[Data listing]
++++++++++

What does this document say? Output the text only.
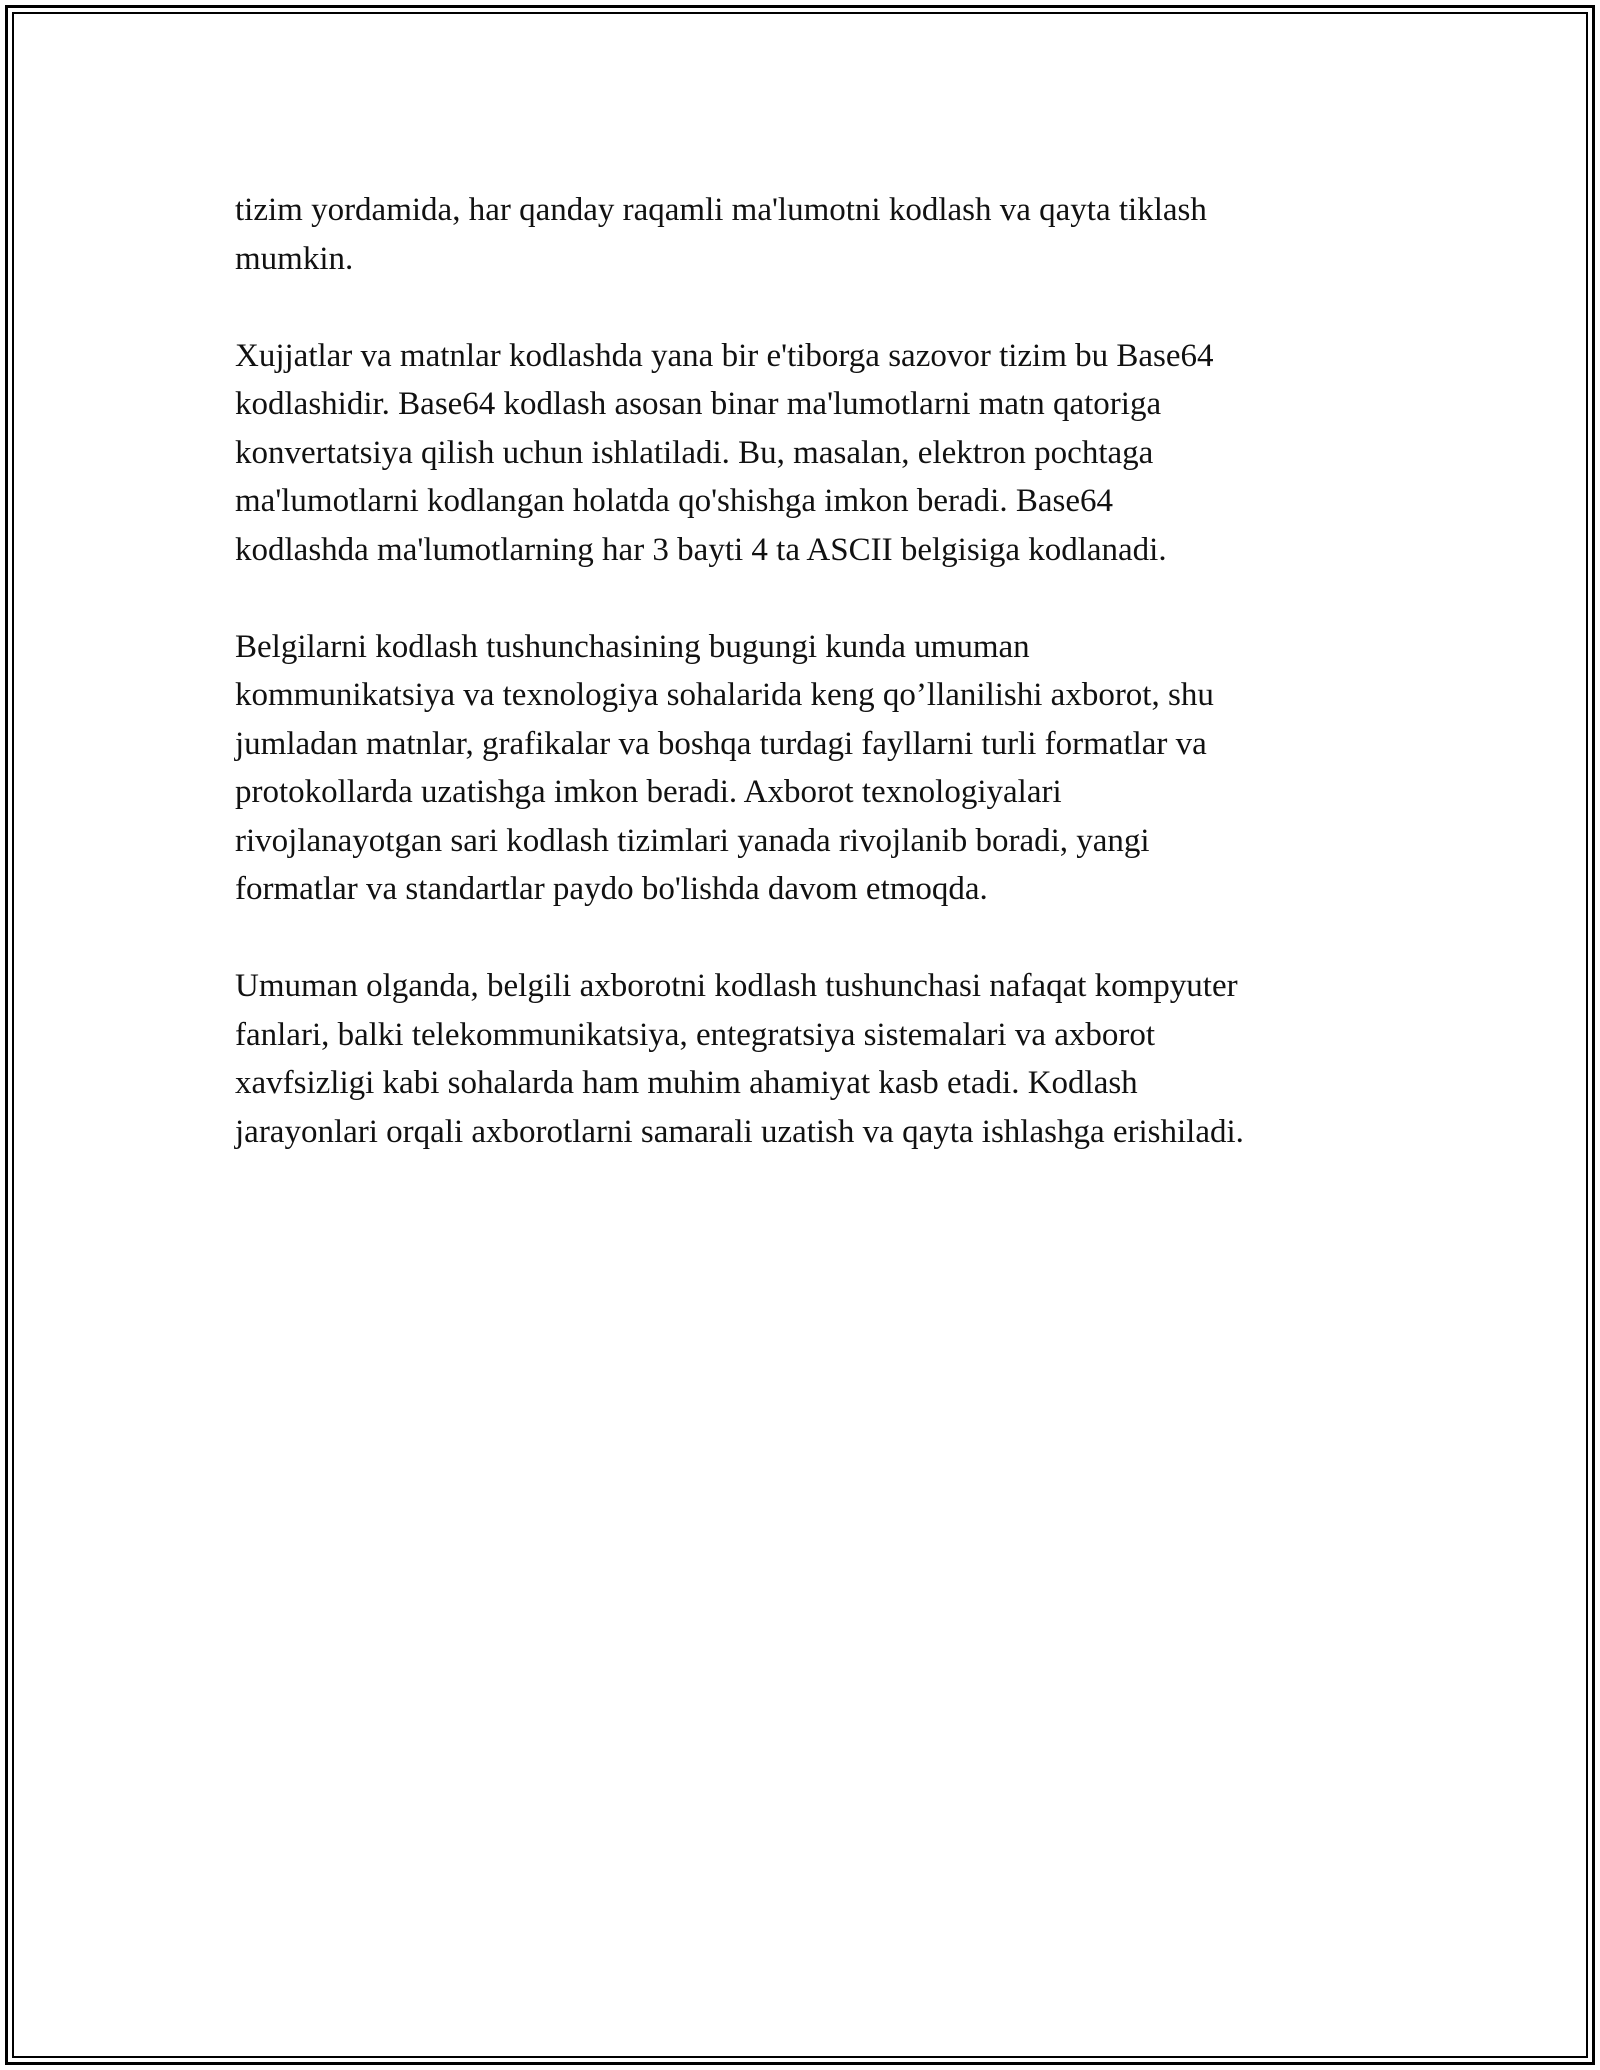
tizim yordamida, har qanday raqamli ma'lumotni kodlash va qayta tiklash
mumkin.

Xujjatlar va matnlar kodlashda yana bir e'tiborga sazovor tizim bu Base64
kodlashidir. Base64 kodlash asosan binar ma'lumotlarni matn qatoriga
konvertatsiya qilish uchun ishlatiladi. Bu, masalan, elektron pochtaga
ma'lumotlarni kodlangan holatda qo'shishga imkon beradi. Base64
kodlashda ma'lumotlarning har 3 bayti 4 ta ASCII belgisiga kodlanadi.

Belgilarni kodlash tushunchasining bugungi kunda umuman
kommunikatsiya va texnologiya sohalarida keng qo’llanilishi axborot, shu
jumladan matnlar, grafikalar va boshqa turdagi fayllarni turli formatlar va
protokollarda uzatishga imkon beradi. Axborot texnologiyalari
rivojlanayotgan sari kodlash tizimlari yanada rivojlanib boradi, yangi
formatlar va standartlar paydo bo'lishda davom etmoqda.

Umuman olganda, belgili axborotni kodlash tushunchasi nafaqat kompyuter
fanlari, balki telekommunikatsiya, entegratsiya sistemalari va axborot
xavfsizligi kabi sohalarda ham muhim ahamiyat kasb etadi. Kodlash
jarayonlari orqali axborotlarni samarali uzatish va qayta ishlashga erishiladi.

++++++++++

REQUIREMENTS
Work out how many lines of the data above contain the string "kodlashda" and give the number alone.

IN RESPONSE
2